Start of Excerpted records

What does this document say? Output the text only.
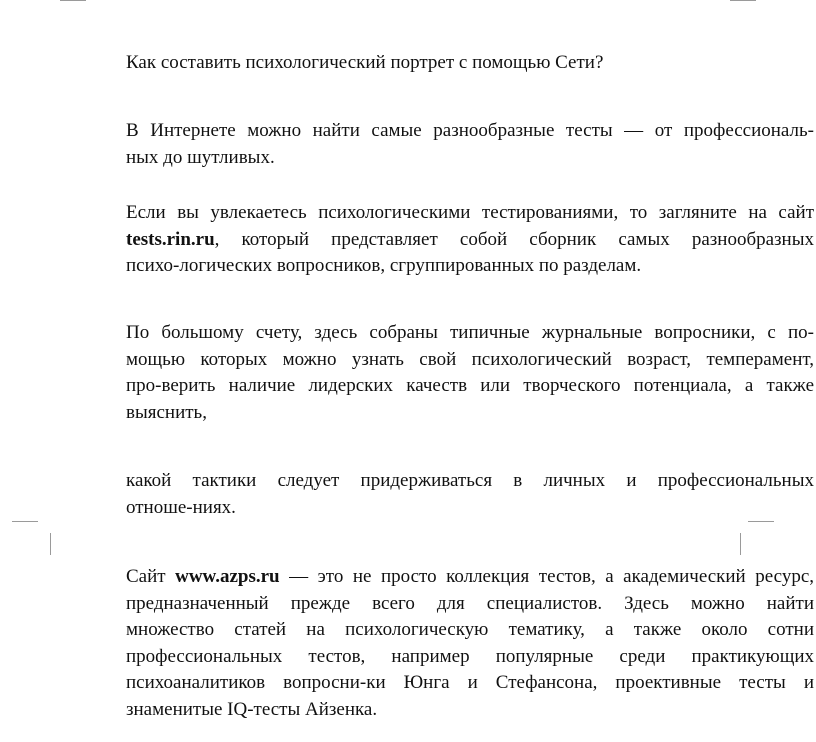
Как составить психологический портрет с помощью Сети?
В Интернете можно найти самые разнообразные тесты — от профессиональ-
ных до шутливых.
Если вы увлекаетесь психологическими тестированиями, то загляните на сайт
tests.rin.ru, который представляет собой сборник самых разнообразных
психо-логических вопросников, сгруппированных по разделам.
По большому счету, здесь собраны типичные журнальные вопросники, с по-
мощью которых можно узнать свой психологический возраст, темперамент,
про-верить наличие лидерских качеств или творческого потенциала, а также
выяснить,
какой тактики следует придерживаться в личных и профессиональных
отноше-ниях.
Сайт www.azps.ru — это не просто коллекция тестов, а академический ресурс,
предназначенный прежде всего для специалистов. Здесь можно найти
множество статей на психологическую тематику, а также около сотни
профессиональных тестов, например популярные среди практикующих
психоаналитиков вопросни-ки Юнга и Стефансона, проективные тесты и
знаменитые IQ-тесты Айзенка.
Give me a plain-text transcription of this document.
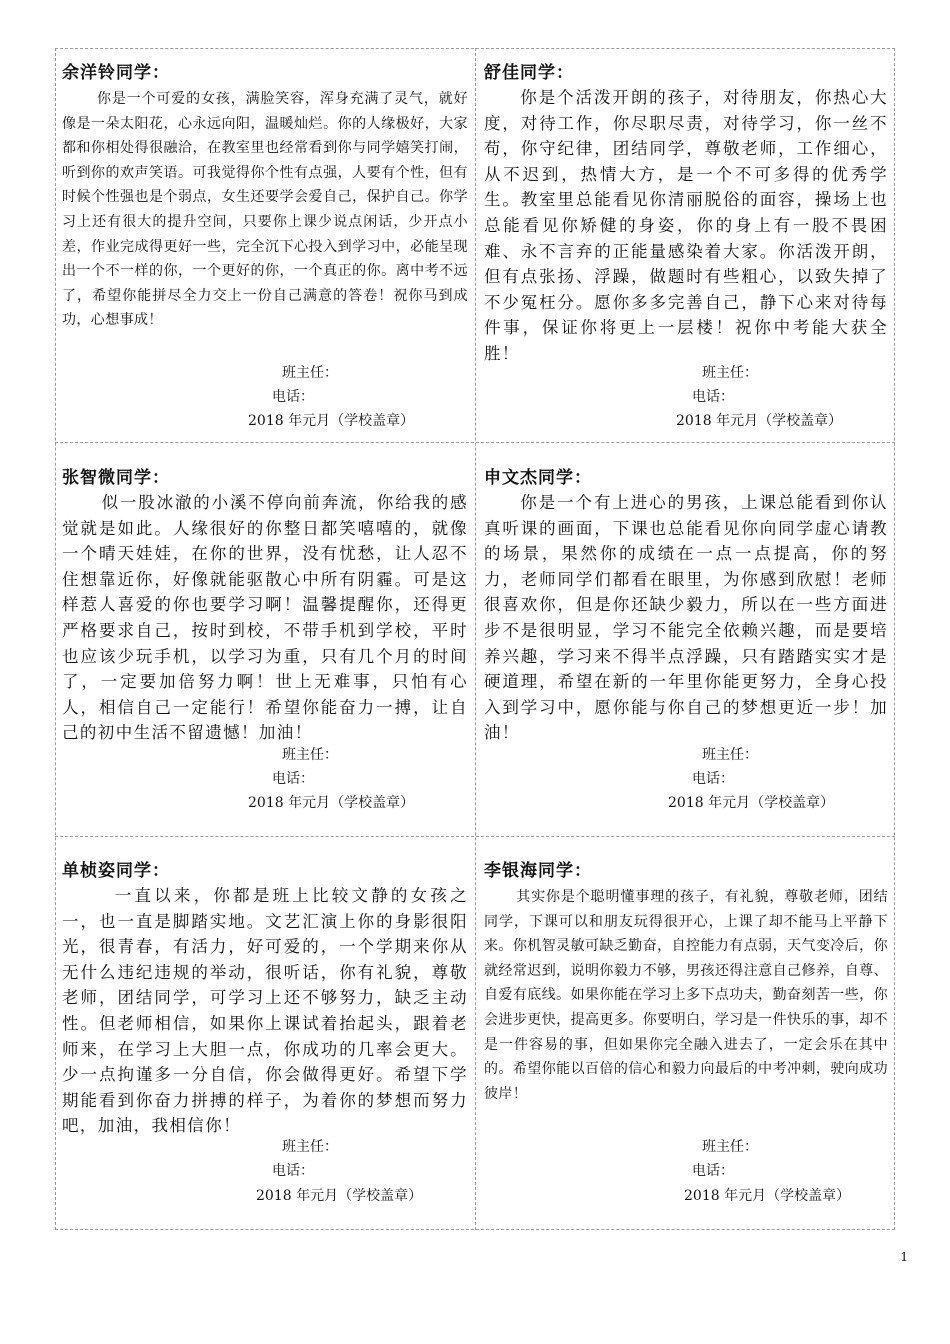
余洋铃同学：

你是一个可爱的女孩，满脸笑容，浑身充满了灵气，就好像是一朵太阳花，心永远向阳，温暖灿烂。你的人缘极好，大家都和你相处得很融洽，在教室里也经常看到你与同学嬉笑打闹，听到你的欢声笑语。可我觉得你个性有点强，人要有个性，但有时候个性强也是个弱点，女生还要学会爱自己，保护自己。你学习上还有很大的提升空间，只要你上课少说点闲话，少开点小差，作业完成得更好一些，完全沉下心投入到学习中，必能呈现出一个不一样的你，一个更好的你，一个真正的你。离中考不远了，希望你能拼尽全力交上一份自己满意的答卷！祝你马到成功，心想事成！

班主任：
电话：
2018 年元月（学校盖章）
舒佳同学：

你是个活泼开朗的孩子，对待朋友，你热心大度，对待工作，你尽职尽责，对待学习，你一丝不苟，你守纪律，团结同学，尊敬老师，工作细心，从不迟到，热情大方，是一个不可多得的优秀学生。教室里总能看见你清丽脱俗的面容，操场上也总能看见你矫健的身姿，你的身上有一股不畏困难、永不言弃的正能量感染着大家。你活泼开朗，但有点张扬、浮躁，做题时有些粗心，以致失掉了不少冤枉分。愿你多多完善自己，静下心来对待每件事，保证你将更上一层楼！祝你中考能大获全胜！

班主任：
电话：
2018 年元月（学校盖章）
张智微同学：

似一股冰澈的小溪不停向前奔流，你给我的感觉就是如此。人缘很好的你整日都笑嘻嘻的，就像一个晴天娃娃，在你的世界，没有忧愁，让人忍不住想靠近你，好像就能驱散心中所有阴霾。可是这样惹人喜爱的你也要学习啊！温馨提醒你，还得更严格要求自己，按时到校，不带手机到学校，平时也应该少玩手机，以学习为重，只有几个月的时间了，一定要加倍努力啊！世上无难事，只怕有心人，相信自己一定能行！希望你能奋力一搏，让自己的初中生活不留遗憾！加油！

班主任：
电话：
2018 年元月（学校盖章）
申文杰同学：

你是一个有上进心的男孩，上课总能看到你认真听课的画面，下课也总能看见你向同学虚心请教的场景，果然你的成绩在一点一点提高，你的努力，老师同学们都看在眼里，为你感到欣慰！老师很喜欢你，但是你还缺少毅力，所以在一些方面进步不是很明显，学习不能完全依赖兴趣，而是要培养兴趣，学习来不得半点浮躁，只有踏踏实实才是硬道理，希望在新的一年里你能更努力，全身心投入到学习中，愿你能与你自己的梦想更近一步！加油！

班主任：
电话：
2018 年元月（学校盖章）
单桢姿同学：

一直以来，你都是班上比较文静的女孩之一，也一直是脚踏实地。文艺汇演上你的身影很阳光，很青春，有活力，好可爱的，一个学期来你从无什么违纪违规的举动，很听话，你有礼貌，尊敬老师，团结同学，可学习上还不够努力，缺乏主动性。但老师相信，如果你上课试着抬起头，跟着老师来，在学习上大胆一点，你成功的几率会更大。少一点拘谨多一分自信，你会做得更好。希望下学期能看到你奋力拼搏的样子，为着你的梦想而努力吧，加油，我相信你！

班主任：
电话：
2018 年元月（学校盖章）
李银海同学：

其实你是个聪明懂事理的孩子，有礼貌，尊敬老师，团结同学，下课可以和朋友玩得很开心，上课了却不能马上平静下来。你机智灵敏可缺乏勤奋，自控能力有点弱，天气变冷后，你就经常迟到，说明你毅力不够，男孩还得注意自己修养，自尊、自爱有底线。如果你能在学习上多下点功夫，勤奋刻苦一些，你会进步更快，提高更多。你要明白，学习是一件快乐的事，却不是一件容易的事，但如果你完全融入进去了，一定会乐在其中的。希望你能以百倍的信心和毅力向最后的中考冲刺，驶向成功彼岸！

班主任：
电话：
2018 年元月（学校盖章）
1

End of Excerpted records

=== Task description ===
Quote the material above exactly, from the line holding "Give me a plain-text" through its last line, including both. Omit the pictures.

=== Result of this exercise ===
Give me a plain-text transcription of this document.
余洋铃同学：

你是一个可爱的女孩，满脸笑容，浑身充满了灵气，就好像是一朵太阳花，心永远向阳，温暖灿烂。你的人缘极好，大家都和你相处得很融洽，在教室里也经常看到你与同学嬉笑打闹，听到你的欢声笑语。可我觉得你个性有点强，人要有个性，但有时候个性强也是个弱点，女生还要学会爱自己，保护自己。你学习上还有很大的提升空间，只要你上课少说点闲话，少开点小差，作业完成得更好一些，完全沉下心投入到学习中，必能呈现出一个不一样的你，一个更好的你，一个真正的你。离中考不远了，希望你能拼尽全力交上一份自己满意的答卷！祝你马到成功，心想事成！

班主任：
电话：
2018 年元月（学校盖章）
舒佳同学：

你是个活泼开朗的孩子，对待朋友，你热心大度，对待工作，你尽职尽责，对待学习，你一丝不苟，你守纪律，团结同学，尊敬老师，工作细心，从不迟到，热情大方，是一个不可多得的优秀学生。教室里总能看见你清丽脱俗的面容，操场上也总能看见你矫健的身姿，你的身上有一股不畏困难、永不言弃的正能量感染着大家。你活泼开朗，但有点张扬、浮躁，做题时有些粗心，以致失掉了不少冤枉分。愿你多多完善自己，静下心来对待每件事，保证你将更上一层楼！祝你中考能大获全胜！

班主任：
电话：
2018 年元月（学校盖章）
张智微同学：

似一股冰澈的小溪不停向前奔流，你给我的感觉就是如此。人缘很好的你整日都笑嘻嘻的，就像一个晴天娃娃，在你的世界，没有忧愁，让人忍不住想靠近你，好像就能驱散心中所有阴霾。可是这样惹人喜爱的你也要学习啊！温馨提醒你，还得更严格要求自己，按时到校，不带手机到学校，平时也应该少玩手机，以学习为重，只有几个月的时间了，一定要加倍努力啊！世上无难事，只怕有心人，相信自己一定能行！希望你能奋力一搏，让自己的初中生活不留遗憾！加油！

班主任：
电话：
2018 年元月（学校盖章）
申文杰同学：

你是一个有上进心的男孩，上课总能看到你认真听课的画面，下课也总能看见你向同学虚心请教的场景，果然你的成绩在一点一点提高，你的努力，老师同学们都看在眼里，为你感到欣慰！老师很喜欢你，但是你还缺少毅力，所以在一些方面进步不是很明显，学习不能完全依赖兴趣，而是要培养兴趣，学习来不得半点浮躁，只有踏踏实实才是硬道理，希望在新的一年里你能更努力，全身心投入到学习中，愿你能与你自己的梦想更近一步！加油！

班主任：
电话：
2018 年元月（学校盖章）
单桢姿同学：

一直以来，你都是班上比较文静的女孩之一，也一直是脚踏实地。文艺汇演上你的身影很阳光，很青春，有活力，好可爱的，一个学期来你从无什么违纪违规的举动，很听话，你有礼貌，尊敬老师，团结同学，可学习上还不够努力，缺乏主动性。但老师相信，如果你上课试着抬起头，跟着老师来，在学习上大胆一点，你成功的几率会更大。少一点拘谨多一分自信，你会做得更好。希望下学期能看到你奋力拼搏的样子，为着你的梦想而努力吧，加油，我相信你！

班主任：
电话：
2018 年元月（学校盖章）
李银海同学：

其实你是个聪明懂事理的孩子，有礼貌，尊敬老师，团结同学，下课可以和朋友玩得很开心，上课了却不能马上平静下来。你机智灵敏可缺乏勤奋，自控能力有点弱，天气变冷后，你就经常迟到，说明你毅力不够，男孩还得注意自己修养，自尊、自爱有底线。如果你能在学习上多下点功夫，勤奋刻苦一些，你会进步更快，提高更多。你要明白，学习是一件快乐的事，却不是一件容易的事，但如果你完全融入进去了，一定会乐在其中的。希望你能以百倍的信心和毅力向最后的中考冲刺，驶向成功彼岸！

班主任：
电话：
2018 年元月（学校盖章）
1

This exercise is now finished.